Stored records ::
*****
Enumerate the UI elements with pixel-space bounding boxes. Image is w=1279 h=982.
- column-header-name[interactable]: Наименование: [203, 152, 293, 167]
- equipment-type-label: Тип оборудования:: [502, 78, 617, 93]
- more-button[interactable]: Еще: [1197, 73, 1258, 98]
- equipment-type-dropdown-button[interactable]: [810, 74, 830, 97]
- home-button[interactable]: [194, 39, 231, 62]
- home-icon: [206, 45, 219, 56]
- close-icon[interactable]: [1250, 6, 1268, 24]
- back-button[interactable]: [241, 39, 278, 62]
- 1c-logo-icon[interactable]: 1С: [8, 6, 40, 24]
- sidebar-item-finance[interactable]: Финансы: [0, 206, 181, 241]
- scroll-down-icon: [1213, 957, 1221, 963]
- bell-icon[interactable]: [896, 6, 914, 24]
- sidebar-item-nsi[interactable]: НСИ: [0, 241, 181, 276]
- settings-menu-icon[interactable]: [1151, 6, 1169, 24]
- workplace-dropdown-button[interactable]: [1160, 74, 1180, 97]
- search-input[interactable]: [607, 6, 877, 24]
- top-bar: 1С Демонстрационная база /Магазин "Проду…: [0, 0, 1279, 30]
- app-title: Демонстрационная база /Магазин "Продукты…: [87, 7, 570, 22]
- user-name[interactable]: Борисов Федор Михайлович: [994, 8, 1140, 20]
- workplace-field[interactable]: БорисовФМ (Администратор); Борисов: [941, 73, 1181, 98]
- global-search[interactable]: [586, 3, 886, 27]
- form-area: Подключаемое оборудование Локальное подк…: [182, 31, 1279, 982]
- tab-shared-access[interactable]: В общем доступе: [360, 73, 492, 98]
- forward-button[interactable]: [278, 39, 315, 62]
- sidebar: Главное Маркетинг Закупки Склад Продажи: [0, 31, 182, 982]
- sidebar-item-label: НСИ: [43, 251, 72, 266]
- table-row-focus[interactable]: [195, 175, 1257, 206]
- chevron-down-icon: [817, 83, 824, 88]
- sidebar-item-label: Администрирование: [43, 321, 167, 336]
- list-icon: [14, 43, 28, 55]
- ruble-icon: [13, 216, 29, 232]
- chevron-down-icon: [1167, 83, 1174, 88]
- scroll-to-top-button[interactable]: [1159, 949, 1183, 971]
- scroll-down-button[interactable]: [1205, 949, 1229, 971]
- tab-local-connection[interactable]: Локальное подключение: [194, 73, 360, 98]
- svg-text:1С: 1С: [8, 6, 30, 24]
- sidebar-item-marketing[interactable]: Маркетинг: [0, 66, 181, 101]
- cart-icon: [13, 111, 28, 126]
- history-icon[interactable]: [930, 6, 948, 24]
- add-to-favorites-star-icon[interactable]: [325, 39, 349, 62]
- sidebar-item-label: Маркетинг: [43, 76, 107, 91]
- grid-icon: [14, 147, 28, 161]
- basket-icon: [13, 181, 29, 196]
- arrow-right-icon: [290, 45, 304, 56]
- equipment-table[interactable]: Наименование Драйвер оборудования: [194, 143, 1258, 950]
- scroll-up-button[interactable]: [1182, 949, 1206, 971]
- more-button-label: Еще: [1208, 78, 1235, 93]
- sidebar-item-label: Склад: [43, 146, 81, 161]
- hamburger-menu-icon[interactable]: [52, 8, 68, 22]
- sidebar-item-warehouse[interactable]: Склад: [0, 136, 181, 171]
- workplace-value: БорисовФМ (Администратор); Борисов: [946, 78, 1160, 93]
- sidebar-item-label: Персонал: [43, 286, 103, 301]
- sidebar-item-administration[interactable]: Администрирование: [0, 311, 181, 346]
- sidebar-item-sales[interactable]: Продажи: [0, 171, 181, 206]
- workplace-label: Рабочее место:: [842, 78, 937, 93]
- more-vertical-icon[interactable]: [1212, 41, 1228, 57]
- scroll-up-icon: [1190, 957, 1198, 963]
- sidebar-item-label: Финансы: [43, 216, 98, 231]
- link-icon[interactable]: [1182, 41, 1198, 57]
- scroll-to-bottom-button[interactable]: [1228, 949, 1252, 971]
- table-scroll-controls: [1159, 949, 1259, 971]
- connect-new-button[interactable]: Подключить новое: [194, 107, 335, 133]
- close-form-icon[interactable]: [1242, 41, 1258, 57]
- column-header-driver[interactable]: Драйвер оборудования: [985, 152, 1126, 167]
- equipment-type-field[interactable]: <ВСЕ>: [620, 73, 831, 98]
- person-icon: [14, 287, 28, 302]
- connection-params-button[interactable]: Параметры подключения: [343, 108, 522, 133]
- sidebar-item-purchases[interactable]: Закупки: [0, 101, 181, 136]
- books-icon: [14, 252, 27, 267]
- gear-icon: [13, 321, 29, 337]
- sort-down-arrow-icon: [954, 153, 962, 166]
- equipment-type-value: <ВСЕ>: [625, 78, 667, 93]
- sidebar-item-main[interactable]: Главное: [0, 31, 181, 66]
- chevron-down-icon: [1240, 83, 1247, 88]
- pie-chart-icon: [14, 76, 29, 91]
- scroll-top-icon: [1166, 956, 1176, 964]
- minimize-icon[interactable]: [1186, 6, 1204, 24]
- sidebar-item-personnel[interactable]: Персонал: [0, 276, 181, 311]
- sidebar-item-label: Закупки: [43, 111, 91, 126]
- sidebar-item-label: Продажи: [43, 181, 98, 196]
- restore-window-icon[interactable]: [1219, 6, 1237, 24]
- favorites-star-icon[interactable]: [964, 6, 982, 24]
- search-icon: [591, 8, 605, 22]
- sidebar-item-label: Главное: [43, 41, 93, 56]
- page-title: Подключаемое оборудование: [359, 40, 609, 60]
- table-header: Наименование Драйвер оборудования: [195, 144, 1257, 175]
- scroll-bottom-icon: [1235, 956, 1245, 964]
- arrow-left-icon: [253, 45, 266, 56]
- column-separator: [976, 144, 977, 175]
*****
What is being asked :: Lay out every line of the material above as a numbered list, leaving out any blank lines.

The completed task ::
1. Enumerate the UI elements with pixel-space bounding boxes. Image is w=1279 h=982.
2. - column-header-name[interactable]: Наименование: [203, 152, 293, 167]
3. - equipment-type-label: Тип оборудования:: [502, 78, 617, 93]
4. - more-button[interactable]: Еще: [1197, 73, 1258, 98]
5. - equipment-type-dropdown-button[interactable]: [810, 74, 830, 97]
6. - home-button[interactable]: [194, 39, 231, 62]
7. - home-icon: [206, 45, 219, 56]
8. - close-icon[interactable]: [1250, 6, 1268, 24]
9. - back-button[interactable]: [241, 39, 278, 62]
10. - 1c-logo-icon[interactable]: 1С: [8, 6, 40, 24]
11. - sidebar-item-finance[interactable]: Финансы: [0, 206, 181, 241]
12. - scroll-down-icon: [1213, 957, 1221, 963]
13. - bell-icon[interactable]: [896, 6, 914, 24]
14. - sidebar-item-nsi[interactable]: НСИ: [0, 241, 181, 276]
15. - settings-menu-icon[interactable]: [1151, 6, 1169, 24]
16. - workplace-dropdown-button[interactable]: [1160, 74, 1180, 97]
17. - search-input[interactable]: [607, 6, 877, 24]
18. - top-bar: 1С Демонстрационная база /Магазин "Проду…: [0, 0, 1279, 30]
19. - app-title: Демонстрационная база /Магазин "Продукты…: [87, 7, 570, 22]
20. - user-name[interactable]: Борисов Федор Михайлович: [994, 8, 1140, 20]
21. - workplace-field[interactable]: БорисовФМ (Администратор); Борисов: [941, 73, 1181, 98]
22. - global-search[interactable]: [586, 3, 886, 27]
23. - form-area: Подключаемое оборудование Локальное подк…: [182, 31, 1279, 982]
24. - tab-shared-access[interactable]: В общем доступе: [360, 73, 492, 98]
25. - forward-button[interactable]: [278, 39, 315, 62]
26. - sidebar: Главное Маркетинг Закупки Склад Продажи: [0, 31, 182, 982]
27. - sidebar-item-label: НСИ: [43, 251, 72, 266]
28. - table-row-focus[interactable]: [195, 175, 1257, 206]
29. - chevron-down-icon: [817, 83, 824, 88]
30. - sidebar-item-label: Администрирование: [43, 321, 167, 336]
31. - list-icon: [14, 43, 28, 55]
32. - ruble-icon: [13, 216, 29, 232]
33. - chevron-down-icon: [1167, 83, 1174, 88]
34. - scroll-to-top-button[interactable]: [1159, 949, 1183, 971]
35. - scroll-down-button[interactable]: [1205, 949, 1229, 971]
36. - tab-local-connection[interactable]: Локальное подключение: [194, 73, 360, 98]
37. - svg-text:1С: 1С: [8, 6, 30, 24]
38. - sidebar-item-marketing[interactable]: Маркетинг: [0, 66, 181, 101]
39. - cart-icon: [13, 111, 28, 126]
40. - history-icon[interactable]: [930, 6, 948, 24]
41. - add-to-favorites-star-icon[interactable]: [325, 39, 349, 62]
42. - sidebar-item-label: Маркетинг: [43, 76, 107, 91]
43. - grid-icon: [14, 147, 28, 161]
44. - basket-icon: [13, 181, 29, 196]
45. - arrow-right-icon: [290, 45, 304, 56]
46. - equipment-table[interactable]: Наименование Драйвер оборудования: [194, 143, 1258, 950]
47. - scroll-up-button[interactable]: [1182, 949, 1206, 971]
48. - more-button-label: Еще: [1208, 78, 1235, 93]
49. - sidebar-item-label: Склад: [43, 146, 81, 161]
50. - hamburger-menu-icon[interactable]: [52, 8, 68, 22]
51. - sidebar-item-warehouse[interactable]: Склад: [0, 136, 181, 171]
52. - workplace-value: БорисовФМ (Администратор); Борисов: [946, 78, 1160, 93]
53. - sidebar-item-label: Персонал: [43, 286, 103, 301]
54. - sidebar-item-administration[interactable]: Администрирование: [0, 311, 181, 346]
55. - sidebar-item-sales[interactable]: Продажи: [0, 171, 181, 206]
56. - workplace-label: Рабочее место:: [842, 78, 937, 93]
57. - more-vertical-icon[interactable]: [1212, 41, 1228, 57]
58. - scroll-up-icon: [1190, 957, 1198, 963]
59. - sidebar-item-label: Финансы: [43, 216, 98, 231]
60. - link-icon[interactable]: [1182, 41, 1198, 57]
61. - scroll-to-bottom-button[interactable]: [1228, 949, 1252, 971]
62. - table-scroll-controls: [1159, 949, 1259, 971]
63. - connect-new-button[interactable]: Подключить новое: [194, 107, 335, 133]
64. - close-form-icon[interactable]: [1242, 41, 1258, 57]
65. - column-header-driver[interactable]: Драйвер оборудования: [985, 152, 1126, 167]
66. - equipment-type-field[interactable]: <ВСЕ>: [620, 73, 831, 98]
67. - person-icon: [14, 287, 28, 302]
68. - connection-params-button[interactable]: Параметры подключения: [343, 108, 522, 133]
69. - sidebar-item-purchases[interactable]: Закупки: [0, 101, 181, 136]
70. - books-icon: [14, 252, 27, 267]
71. - gear-icon: [13, 321, 29, 337]
72. - sort-down-arrow-icon: [954, 153, 962, 166]
73. - equipment-type-value: <ВСЕ>: [625, 78, 667, 93]
74. - sidebar-item-main[interactable]: Главное: [0, 31, 181, 66]
75. - chevron-down-icon: [1240, 83, 1247, 88]
76. - pie-chart-icon: [14, 76, 29, 91]
77. - scroll-top-icon: [1166, 956, 1176, 964]
78. - minimize-icon[interactable]: [1186, 6, 1204, 24]
79. - sidebar-item-personnel[interactable]: Персонал: [0, 276, 181, 311]
80. - sidebar-item-label: Закупки: [43, 111, 91, 126]
81. - sidebar-item-label: Продажи: [43, 181, 98, 196]
82. - restore-window-icon[interactable]: [1219, 6, 1237, 24]
83. - favorites-star-icon[interactable]: [964, 6, 982, 24]
84. - search-icon: [591, 8, 605, 22]
85. - sidebar-item-label: Главное: [43, 41, 93, 56]
86. - page-title: Подключаемое оборудование: [359, 40, 609, 60]
87. - table-header: Наименование Драйвер оборудования: [195, 144, 1257, 175]
88. - scroll-bottom-icon: [1235, 956, 1245, 964]
89. - arrow-left-icon: [253, 45, 266, 56]
90. - column-separator: [976, 144, 977, 175]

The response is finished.